◆ **TASK MATERIAL**:
___
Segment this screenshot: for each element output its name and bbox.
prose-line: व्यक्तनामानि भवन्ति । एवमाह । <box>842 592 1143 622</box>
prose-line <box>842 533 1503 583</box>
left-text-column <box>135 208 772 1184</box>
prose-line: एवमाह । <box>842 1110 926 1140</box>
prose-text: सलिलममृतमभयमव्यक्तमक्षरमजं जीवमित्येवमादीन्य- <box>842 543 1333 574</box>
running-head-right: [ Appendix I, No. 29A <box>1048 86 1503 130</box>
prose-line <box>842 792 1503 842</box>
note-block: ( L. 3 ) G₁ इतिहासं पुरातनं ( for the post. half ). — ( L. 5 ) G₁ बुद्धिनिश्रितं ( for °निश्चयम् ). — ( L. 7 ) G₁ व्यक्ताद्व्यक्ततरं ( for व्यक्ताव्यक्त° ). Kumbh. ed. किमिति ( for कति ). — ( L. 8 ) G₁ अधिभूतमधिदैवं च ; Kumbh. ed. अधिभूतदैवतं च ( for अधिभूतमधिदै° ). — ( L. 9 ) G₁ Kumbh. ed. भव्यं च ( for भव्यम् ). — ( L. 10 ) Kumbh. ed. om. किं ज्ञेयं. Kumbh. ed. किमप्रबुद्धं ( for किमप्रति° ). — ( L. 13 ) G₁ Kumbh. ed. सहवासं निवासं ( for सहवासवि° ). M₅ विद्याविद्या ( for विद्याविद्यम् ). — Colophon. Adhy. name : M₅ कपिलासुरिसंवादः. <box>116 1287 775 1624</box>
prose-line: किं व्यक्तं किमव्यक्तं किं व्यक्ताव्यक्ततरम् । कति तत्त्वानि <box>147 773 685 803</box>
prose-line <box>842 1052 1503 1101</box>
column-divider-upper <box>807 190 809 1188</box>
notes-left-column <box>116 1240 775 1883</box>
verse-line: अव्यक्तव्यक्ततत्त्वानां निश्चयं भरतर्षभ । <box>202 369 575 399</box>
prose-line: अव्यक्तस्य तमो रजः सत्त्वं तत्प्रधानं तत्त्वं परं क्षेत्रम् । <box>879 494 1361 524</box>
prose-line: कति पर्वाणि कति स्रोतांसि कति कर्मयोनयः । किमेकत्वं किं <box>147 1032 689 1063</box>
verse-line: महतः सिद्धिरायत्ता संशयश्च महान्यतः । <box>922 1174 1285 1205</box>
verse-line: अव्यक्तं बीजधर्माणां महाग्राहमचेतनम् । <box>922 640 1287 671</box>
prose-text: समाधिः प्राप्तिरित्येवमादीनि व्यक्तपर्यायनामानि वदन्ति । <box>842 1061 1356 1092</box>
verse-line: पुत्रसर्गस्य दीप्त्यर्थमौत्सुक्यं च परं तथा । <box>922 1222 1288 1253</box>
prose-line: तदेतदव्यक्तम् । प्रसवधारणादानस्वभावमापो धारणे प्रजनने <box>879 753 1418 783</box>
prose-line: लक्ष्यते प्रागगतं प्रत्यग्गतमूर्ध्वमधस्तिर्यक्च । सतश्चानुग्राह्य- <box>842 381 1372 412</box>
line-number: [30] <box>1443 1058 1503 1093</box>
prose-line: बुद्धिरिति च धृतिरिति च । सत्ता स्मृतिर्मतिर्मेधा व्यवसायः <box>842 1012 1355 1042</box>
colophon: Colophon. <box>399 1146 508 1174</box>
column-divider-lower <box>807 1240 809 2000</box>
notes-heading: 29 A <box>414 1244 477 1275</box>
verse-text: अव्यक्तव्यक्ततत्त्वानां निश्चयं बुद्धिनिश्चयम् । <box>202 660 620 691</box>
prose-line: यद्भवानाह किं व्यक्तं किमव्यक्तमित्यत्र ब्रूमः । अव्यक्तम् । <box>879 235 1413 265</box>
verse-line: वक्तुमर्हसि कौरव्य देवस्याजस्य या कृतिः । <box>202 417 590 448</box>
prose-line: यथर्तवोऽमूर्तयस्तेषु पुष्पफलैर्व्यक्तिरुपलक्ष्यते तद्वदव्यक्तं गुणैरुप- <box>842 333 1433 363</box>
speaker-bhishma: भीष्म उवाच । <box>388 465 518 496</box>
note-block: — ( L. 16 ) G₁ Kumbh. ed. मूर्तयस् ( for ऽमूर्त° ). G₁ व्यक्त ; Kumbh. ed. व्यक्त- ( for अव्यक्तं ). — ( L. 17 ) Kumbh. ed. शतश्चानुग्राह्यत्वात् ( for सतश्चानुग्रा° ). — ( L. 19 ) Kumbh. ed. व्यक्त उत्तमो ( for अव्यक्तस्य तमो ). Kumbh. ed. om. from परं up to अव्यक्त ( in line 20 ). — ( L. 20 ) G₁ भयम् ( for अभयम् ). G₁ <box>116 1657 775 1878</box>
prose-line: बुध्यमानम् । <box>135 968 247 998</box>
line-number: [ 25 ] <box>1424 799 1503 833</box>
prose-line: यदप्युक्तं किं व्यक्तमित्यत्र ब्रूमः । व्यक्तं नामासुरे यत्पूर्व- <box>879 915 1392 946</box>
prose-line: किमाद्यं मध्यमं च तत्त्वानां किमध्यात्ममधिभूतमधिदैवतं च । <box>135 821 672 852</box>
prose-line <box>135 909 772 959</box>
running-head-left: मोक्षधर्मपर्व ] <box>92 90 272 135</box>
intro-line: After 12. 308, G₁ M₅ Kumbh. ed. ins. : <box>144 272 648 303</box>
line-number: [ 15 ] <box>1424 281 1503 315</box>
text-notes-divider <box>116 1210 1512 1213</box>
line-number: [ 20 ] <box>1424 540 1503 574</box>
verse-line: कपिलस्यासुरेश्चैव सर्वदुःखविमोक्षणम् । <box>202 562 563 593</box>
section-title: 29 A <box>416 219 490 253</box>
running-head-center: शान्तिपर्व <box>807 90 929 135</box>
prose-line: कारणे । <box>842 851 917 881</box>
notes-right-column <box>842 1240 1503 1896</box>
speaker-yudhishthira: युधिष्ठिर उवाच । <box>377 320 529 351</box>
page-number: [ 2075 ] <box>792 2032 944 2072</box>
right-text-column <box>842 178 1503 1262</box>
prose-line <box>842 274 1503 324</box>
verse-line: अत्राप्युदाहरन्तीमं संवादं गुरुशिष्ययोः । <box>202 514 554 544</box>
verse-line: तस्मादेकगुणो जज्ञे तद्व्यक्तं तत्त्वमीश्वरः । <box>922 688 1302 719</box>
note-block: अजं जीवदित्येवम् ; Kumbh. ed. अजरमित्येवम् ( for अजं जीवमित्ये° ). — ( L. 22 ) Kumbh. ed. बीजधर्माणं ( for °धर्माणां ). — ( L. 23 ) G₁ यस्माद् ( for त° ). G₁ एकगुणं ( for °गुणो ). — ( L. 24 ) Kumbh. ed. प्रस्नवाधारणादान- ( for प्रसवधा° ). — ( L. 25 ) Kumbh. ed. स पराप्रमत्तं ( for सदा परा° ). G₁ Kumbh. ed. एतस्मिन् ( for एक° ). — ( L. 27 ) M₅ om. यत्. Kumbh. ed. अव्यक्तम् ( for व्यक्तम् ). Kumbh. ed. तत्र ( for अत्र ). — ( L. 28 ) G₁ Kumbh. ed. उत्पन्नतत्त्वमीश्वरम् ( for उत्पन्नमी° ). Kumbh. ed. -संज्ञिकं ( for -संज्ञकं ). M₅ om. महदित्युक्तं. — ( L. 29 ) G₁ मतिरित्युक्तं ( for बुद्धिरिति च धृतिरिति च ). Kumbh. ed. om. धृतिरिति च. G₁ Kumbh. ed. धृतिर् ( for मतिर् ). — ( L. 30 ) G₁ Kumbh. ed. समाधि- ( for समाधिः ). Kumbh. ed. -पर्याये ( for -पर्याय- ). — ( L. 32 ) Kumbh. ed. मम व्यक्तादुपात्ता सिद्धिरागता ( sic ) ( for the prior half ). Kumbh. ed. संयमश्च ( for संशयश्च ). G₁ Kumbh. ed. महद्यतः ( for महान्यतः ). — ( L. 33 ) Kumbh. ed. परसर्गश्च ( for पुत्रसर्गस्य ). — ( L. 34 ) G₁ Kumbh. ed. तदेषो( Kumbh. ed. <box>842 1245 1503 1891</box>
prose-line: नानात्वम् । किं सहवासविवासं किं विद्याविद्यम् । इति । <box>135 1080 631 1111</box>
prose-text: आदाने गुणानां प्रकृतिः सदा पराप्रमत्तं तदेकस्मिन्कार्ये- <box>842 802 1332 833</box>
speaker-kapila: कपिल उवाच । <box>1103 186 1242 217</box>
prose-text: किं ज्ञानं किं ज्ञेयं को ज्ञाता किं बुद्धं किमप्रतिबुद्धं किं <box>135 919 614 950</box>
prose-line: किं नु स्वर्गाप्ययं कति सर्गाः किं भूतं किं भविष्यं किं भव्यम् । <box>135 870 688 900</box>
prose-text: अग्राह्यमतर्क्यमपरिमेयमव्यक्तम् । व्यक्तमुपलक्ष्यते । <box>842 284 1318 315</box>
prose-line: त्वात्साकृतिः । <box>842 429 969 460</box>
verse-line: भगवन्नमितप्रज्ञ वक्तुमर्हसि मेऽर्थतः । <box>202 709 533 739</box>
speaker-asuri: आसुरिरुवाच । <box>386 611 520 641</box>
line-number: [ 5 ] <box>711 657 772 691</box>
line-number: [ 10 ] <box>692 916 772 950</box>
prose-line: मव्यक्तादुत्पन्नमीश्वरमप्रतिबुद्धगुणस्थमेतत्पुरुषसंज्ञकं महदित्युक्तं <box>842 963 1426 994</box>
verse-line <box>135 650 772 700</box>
___
◆ **EXERCISE DETAILS**: Tally the rows above that contain the string "speaker", treating uppercase and lowercase as different, and give only the number.

◆ **RESULT OF THIS TASK**: 4